Work required - Gather the lines from the material that contain "وهذا".

[Data records]
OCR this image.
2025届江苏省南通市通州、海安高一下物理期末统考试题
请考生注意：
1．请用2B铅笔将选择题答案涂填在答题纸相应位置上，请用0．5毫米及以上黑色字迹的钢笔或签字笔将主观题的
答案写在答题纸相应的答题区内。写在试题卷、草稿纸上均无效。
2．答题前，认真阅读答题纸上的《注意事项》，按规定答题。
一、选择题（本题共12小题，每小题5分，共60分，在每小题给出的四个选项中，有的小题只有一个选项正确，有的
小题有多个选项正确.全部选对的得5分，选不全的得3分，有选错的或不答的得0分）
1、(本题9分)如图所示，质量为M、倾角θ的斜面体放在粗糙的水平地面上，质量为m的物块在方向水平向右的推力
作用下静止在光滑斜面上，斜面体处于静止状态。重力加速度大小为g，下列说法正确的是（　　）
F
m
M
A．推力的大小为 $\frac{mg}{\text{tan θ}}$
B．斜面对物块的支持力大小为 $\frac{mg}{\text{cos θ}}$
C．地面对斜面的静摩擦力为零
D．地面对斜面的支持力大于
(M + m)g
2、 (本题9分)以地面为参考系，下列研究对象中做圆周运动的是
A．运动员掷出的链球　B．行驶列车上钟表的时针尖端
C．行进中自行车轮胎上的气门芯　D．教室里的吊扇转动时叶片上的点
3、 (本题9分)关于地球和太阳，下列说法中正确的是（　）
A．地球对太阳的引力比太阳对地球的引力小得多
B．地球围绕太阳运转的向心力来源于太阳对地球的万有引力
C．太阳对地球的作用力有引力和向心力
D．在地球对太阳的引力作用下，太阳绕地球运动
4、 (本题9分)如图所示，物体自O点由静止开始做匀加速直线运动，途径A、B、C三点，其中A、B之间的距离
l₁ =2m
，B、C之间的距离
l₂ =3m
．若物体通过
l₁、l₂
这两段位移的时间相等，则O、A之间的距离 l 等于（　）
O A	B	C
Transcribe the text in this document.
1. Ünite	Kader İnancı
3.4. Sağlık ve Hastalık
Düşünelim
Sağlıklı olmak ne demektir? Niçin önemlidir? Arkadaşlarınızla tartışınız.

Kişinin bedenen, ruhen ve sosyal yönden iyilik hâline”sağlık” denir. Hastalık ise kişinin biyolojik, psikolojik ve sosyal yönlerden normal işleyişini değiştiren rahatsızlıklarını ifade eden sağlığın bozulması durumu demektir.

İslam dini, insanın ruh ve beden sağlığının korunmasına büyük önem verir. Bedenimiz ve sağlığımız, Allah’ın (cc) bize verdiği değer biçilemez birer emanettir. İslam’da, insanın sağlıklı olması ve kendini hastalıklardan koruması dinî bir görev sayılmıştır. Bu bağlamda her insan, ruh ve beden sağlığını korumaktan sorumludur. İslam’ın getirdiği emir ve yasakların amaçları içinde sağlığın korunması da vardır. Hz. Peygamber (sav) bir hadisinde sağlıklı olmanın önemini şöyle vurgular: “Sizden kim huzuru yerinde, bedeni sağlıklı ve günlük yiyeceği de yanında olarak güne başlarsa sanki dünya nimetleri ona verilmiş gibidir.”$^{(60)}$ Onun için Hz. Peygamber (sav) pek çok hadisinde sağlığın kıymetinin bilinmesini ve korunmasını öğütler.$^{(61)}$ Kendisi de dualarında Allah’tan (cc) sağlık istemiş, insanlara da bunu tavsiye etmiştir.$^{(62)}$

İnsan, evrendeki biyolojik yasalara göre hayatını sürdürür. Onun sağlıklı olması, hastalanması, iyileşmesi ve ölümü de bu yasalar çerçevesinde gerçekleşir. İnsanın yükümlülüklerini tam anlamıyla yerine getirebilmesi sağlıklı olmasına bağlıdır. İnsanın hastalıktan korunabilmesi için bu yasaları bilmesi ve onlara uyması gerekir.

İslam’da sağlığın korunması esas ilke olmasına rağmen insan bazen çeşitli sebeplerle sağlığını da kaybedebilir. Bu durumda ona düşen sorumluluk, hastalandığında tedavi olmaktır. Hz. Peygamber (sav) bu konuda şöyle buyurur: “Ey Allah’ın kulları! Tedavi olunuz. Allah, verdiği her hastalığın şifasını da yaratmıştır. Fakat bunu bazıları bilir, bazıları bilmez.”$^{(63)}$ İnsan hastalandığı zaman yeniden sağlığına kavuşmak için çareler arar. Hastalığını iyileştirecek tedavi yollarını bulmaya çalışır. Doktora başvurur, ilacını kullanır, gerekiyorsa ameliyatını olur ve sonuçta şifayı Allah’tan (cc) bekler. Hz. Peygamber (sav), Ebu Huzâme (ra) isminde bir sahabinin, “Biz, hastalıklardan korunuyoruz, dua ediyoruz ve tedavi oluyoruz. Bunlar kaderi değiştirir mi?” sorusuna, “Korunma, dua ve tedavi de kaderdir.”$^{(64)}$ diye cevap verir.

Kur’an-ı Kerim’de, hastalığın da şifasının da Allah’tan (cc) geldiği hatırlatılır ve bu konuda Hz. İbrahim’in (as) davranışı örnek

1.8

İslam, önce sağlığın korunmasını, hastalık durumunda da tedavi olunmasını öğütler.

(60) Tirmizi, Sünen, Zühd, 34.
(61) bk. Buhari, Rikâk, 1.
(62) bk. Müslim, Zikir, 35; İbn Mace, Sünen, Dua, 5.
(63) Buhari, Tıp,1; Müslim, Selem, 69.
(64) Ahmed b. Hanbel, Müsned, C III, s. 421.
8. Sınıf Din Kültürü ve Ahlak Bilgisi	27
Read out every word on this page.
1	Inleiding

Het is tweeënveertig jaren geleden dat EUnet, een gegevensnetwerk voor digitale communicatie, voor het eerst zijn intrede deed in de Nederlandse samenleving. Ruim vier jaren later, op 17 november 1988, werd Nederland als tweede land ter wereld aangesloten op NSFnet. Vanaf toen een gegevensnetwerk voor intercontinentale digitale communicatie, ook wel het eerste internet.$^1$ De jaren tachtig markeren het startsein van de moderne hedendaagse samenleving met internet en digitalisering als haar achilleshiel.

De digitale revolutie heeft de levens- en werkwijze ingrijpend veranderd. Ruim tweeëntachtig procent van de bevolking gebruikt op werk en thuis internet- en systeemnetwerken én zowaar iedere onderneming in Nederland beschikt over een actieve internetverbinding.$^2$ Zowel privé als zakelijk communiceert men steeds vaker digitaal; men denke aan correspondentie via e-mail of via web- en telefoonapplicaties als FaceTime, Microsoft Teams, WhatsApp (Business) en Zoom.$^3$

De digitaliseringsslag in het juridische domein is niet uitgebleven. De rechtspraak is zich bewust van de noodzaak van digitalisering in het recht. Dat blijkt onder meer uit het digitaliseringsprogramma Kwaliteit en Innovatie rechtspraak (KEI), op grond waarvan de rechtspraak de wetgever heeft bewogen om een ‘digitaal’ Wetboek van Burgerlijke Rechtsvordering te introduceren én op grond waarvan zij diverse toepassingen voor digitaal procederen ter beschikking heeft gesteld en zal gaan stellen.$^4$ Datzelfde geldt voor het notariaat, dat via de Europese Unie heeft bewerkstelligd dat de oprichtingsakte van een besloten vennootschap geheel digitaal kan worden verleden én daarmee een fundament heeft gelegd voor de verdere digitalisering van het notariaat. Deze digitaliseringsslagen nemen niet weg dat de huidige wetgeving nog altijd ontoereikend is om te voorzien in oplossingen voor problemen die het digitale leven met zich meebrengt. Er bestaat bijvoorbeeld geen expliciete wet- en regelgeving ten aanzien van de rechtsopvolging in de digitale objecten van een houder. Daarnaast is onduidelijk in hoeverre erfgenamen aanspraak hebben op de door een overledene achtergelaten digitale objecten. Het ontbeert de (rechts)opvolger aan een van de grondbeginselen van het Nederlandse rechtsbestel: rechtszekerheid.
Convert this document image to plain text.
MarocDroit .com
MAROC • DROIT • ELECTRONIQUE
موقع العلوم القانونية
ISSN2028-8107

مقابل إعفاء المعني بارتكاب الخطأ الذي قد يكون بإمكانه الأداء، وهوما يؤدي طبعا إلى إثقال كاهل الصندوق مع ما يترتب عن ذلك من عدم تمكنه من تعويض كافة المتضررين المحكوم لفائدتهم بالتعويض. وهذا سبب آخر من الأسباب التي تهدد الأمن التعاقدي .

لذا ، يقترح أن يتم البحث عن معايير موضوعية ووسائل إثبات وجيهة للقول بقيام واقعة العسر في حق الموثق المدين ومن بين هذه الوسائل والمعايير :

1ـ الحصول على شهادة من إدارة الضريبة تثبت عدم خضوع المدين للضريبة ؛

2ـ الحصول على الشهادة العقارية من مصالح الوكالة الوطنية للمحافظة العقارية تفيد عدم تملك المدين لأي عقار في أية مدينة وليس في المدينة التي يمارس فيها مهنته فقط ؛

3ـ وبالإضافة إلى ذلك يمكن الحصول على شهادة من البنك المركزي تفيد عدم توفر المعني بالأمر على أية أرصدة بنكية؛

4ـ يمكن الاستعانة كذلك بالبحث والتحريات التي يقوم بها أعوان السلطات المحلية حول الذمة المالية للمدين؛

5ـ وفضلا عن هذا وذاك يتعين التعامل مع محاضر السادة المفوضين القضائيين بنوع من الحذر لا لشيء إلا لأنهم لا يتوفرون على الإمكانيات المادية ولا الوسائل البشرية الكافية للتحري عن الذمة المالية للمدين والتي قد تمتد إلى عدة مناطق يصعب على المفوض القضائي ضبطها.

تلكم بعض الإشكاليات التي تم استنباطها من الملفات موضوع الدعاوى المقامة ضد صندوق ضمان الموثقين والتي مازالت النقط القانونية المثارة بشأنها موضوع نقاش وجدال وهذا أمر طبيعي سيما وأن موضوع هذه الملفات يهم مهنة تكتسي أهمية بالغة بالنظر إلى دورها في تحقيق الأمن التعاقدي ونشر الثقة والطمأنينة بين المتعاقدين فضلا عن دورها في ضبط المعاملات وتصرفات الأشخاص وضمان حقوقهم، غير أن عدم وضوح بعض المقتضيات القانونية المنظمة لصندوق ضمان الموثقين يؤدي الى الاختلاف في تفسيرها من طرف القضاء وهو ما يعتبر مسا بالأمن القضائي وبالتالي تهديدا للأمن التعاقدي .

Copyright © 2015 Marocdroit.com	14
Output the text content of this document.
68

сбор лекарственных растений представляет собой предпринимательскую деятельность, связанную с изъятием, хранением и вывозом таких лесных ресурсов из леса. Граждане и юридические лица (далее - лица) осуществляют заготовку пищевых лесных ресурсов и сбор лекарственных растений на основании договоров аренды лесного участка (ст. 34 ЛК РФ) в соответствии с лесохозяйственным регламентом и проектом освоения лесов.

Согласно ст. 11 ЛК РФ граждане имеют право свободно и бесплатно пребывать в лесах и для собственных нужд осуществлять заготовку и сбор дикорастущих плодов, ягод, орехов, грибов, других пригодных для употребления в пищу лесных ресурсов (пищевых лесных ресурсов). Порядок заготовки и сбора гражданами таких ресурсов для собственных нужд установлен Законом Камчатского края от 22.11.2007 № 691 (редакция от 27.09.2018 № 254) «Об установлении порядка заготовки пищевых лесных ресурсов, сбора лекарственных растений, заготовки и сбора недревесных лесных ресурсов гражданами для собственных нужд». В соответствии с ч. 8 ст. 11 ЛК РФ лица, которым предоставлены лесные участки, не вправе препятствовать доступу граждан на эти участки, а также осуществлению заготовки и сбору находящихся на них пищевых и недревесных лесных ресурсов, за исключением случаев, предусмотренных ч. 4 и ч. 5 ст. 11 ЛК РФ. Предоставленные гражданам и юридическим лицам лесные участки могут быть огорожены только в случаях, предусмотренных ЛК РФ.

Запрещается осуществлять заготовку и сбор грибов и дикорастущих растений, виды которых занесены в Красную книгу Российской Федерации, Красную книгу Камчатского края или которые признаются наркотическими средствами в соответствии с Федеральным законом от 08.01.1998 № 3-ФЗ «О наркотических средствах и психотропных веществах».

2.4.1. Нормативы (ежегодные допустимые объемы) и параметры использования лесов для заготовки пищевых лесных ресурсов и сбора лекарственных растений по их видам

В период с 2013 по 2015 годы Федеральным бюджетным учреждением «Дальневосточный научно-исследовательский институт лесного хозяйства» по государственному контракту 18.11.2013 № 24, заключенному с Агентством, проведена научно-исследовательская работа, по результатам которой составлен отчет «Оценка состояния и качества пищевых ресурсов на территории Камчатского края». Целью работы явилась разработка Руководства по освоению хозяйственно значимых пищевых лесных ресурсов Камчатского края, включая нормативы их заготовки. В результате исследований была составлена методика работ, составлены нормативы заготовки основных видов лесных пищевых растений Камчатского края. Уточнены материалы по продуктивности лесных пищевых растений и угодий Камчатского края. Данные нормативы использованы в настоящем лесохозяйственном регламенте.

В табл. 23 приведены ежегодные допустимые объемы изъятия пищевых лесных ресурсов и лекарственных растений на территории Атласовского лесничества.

Exercise output -
مقابل إعفاء المعني بارتكاب الخطأ الذي قد يكون بإمكانه الأداء، وهوما يؤدي طبعا إلى إثقال كاهل الصندوق مع ما يترتب عن ذلك من عدم تمكنه من تعويض كافة المتضررين المحكوم لفائدتهم بالتعويض. وهذا سبب آخر من الأسباب التي تهدد الأمن التعاقدي .
تلكم بعض الإشكاليات التي تم استنباطها من الملفات موضوع الدعاوى المقامة ضد صندوق ضمان الموثقين والتي مازالت النقط القانونية المثارة بشأنها موضوع نقاش وجدال وهذا أمر طبيعي سيما وأن موضوع هذه الملفات يهم مهنة تكتسي أهمية بالغة بالنظر إلى دورها في تحقيق الأمن التعاقدي ونشر الثقة والطمأنينة بين المتعاقدين فضلا عن دورها في ضبط المعاملات وتصرفات الأشخاص وضمان حقوقهم، غير أن عدم وضوح بعض المقتضيات القانونية المنظمة لصندوق ضمان الموثقين يؤدي الى الاختلاف في تفسيرها من طرف القضاء وهو ما يعتبر مسا بالأمن القضائي وبالتالي تهديدا للأمن التعاقدي .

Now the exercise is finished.